◆ Your goal: Identify every line containing the word "manager" and reproduce each one.

◆ Stored data:
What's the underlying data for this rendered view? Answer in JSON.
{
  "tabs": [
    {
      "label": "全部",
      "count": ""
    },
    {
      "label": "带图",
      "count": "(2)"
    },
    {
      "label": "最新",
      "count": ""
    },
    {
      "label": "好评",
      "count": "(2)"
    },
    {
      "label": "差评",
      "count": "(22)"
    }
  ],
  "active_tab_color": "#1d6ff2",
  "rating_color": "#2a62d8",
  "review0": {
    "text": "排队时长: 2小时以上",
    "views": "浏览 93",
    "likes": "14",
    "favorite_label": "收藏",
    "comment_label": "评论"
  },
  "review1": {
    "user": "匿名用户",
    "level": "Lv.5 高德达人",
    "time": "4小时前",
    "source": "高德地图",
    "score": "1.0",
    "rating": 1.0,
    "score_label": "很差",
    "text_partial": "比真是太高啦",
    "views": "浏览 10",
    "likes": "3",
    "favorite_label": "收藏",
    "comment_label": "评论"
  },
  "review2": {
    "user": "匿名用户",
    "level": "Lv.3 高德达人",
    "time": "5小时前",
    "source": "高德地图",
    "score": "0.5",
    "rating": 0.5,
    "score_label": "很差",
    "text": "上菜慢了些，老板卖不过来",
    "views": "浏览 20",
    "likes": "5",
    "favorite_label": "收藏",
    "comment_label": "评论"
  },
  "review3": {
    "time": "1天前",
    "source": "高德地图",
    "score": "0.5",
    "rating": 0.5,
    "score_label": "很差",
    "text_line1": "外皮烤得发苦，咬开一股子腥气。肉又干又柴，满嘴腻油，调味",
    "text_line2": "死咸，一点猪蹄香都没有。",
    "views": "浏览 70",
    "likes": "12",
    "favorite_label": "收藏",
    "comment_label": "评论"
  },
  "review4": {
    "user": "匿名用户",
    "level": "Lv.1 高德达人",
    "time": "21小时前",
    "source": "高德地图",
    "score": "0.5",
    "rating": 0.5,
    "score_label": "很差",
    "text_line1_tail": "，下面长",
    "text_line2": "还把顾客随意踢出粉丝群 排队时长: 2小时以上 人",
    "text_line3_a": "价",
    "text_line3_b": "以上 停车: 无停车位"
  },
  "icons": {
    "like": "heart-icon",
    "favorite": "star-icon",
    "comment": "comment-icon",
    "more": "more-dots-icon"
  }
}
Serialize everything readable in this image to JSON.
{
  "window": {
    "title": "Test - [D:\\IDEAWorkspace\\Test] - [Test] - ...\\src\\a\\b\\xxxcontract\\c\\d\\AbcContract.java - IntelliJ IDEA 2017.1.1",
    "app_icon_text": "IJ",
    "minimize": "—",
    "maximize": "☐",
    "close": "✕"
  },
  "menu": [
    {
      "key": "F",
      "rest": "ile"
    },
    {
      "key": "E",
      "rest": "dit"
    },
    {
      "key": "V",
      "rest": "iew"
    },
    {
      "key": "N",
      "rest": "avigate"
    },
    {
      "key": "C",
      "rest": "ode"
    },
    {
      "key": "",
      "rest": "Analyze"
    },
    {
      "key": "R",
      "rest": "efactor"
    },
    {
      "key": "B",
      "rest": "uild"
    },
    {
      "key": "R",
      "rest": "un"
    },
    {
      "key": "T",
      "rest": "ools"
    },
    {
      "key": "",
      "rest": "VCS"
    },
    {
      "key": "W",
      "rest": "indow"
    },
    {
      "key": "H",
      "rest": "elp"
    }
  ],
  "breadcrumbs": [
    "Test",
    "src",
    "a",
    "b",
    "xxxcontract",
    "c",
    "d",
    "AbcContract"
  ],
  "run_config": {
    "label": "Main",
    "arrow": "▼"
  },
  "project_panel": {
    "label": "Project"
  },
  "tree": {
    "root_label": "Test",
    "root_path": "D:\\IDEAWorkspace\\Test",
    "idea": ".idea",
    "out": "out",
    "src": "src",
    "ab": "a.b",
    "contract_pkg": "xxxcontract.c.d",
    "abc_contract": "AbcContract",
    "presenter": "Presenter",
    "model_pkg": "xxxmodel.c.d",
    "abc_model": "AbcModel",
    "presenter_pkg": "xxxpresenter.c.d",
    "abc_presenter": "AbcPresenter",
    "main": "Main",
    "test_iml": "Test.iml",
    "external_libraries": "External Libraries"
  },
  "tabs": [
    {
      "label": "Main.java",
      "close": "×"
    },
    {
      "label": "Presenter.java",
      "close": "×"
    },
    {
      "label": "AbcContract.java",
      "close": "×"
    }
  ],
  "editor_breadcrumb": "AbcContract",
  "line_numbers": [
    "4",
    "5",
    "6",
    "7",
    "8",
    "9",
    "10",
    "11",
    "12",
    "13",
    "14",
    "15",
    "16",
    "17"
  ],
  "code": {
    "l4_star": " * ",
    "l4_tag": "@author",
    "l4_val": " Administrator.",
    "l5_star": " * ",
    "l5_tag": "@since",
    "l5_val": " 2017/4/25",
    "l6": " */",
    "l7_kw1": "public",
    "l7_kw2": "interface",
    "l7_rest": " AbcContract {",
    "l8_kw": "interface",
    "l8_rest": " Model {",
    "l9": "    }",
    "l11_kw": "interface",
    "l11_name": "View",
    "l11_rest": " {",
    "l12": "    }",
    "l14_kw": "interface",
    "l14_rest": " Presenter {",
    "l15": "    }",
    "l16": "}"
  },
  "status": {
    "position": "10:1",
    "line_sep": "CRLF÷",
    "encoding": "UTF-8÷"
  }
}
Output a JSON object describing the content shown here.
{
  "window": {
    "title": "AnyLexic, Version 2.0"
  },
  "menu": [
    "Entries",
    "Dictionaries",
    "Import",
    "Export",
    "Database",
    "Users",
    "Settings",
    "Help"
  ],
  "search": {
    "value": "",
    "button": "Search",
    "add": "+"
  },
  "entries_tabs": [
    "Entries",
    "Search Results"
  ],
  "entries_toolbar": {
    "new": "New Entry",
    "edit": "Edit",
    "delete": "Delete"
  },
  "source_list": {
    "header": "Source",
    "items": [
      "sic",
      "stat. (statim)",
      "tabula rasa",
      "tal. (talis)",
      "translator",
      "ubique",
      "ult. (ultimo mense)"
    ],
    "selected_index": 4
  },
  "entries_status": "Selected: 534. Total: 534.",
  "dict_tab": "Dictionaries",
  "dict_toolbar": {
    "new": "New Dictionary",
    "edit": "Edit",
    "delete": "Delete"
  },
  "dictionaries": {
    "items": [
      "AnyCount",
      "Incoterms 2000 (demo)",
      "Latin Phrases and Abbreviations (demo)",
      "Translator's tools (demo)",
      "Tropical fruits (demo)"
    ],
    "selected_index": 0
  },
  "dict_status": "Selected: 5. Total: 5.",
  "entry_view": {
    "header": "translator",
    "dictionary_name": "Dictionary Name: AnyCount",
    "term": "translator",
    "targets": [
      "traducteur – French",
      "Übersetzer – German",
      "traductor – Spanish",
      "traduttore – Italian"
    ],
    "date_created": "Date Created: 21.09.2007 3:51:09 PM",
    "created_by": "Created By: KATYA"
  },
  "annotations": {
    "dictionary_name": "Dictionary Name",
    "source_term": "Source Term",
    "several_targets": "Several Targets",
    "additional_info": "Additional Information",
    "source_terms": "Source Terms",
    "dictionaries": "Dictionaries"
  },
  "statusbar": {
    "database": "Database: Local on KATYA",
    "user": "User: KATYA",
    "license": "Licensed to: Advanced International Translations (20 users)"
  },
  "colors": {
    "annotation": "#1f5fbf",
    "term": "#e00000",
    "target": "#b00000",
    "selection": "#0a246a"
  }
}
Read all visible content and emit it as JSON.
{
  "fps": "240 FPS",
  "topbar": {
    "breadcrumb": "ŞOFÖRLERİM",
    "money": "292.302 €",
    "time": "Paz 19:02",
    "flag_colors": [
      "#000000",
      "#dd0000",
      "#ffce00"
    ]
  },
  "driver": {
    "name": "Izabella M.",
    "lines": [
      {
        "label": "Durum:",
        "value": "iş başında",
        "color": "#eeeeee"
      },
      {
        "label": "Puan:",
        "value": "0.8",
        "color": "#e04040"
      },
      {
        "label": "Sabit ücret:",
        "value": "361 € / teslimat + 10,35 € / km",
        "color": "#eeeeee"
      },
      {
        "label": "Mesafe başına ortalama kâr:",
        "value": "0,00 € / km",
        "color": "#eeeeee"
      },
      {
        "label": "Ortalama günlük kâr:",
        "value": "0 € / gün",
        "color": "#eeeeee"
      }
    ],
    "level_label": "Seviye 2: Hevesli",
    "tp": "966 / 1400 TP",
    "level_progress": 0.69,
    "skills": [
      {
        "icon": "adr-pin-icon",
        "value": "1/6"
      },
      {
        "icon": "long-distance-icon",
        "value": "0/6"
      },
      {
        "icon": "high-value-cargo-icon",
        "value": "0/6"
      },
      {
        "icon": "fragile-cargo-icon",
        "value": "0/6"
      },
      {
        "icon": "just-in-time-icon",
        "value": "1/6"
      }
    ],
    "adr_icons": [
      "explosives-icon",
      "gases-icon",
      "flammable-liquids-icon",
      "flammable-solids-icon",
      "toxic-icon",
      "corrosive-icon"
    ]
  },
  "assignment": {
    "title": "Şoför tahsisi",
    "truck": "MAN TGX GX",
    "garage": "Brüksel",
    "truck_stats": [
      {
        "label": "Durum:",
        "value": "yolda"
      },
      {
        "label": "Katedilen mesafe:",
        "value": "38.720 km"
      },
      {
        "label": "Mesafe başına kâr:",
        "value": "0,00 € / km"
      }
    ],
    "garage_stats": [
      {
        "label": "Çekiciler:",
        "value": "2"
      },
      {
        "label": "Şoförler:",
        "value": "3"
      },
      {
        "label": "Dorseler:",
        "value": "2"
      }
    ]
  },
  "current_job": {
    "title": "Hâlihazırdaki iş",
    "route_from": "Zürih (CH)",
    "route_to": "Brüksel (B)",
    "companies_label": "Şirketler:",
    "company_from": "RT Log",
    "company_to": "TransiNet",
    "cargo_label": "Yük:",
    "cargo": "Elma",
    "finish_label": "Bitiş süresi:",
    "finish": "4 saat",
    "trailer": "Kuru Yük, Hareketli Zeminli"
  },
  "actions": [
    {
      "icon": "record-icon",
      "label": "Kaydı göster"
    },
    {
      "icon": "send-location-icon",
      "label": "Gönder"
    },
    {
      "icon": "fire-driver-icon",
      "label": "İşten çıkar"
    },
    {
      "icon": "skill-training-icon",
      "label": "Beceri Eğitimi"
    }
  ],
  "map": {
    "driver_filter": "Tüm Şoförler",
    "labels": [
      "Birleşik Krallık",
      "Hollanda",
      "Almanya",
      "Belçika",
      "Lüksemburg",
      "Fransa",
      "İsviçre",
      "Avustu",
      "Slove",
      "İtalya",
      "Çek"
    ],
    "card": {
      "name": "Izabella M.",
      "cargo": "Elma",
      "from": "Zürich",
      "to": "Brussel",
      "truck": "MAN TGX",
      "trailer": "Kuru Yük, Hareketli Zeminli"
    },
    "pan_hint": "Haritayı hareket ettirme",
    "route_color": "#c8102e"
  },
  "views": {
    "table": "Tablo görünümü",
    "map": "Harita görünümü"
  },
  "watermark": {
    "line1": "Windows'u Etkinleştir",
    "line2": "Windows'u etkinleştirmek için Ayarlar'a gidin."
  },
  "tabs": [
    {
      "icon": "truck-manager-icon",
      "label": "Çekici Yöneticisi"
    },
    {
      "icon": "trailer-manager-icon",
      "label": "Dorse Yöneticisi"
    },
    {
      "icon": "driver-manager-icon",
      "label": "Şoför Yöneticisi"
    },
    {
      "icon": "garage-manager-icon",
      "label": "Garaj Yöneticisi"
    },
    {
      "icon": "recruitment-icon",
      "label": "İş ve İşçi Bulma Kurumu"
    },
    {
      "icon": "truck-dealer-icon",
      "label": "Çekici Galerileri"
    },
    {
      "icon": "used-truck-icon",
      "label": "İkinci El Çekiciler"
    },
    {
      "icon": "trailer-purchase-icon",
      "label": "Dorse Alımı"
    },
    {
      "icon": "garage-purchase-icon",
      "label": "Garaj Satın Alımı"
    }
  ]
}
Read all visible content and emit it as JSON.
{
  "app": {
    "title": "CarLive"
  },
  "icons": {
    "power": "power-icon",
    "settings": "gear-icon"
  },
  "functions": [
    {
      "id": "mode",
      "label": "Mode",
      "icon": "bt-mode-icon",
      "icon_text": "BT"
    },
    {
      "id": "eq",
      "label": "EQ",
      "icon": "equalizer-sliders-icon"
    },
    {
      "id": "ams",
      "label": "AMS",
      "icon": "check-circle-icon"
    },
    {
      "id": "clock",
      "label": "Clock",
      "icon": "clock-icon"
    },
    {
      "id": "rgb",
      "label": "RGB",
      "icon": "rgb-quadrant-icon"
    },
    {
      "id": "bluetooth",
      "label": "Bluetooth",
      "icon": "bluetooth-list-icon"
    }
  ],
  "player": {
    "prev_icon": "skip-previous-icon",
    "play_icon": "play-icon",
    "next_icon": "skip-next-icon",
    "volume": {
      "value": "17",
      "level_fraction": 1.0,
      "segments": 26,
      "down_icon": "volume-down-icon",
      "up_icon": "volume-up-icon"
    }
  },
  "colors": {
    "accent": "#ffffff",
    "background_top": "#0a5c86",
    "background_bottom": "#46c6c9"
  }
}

◆ Solved problem:
      "icon": "truck-manager-icon",
      "icon": "trailer-manager-icon",
      "icon": "driver-manager-icon",
      "icon": "garage-manager-icon",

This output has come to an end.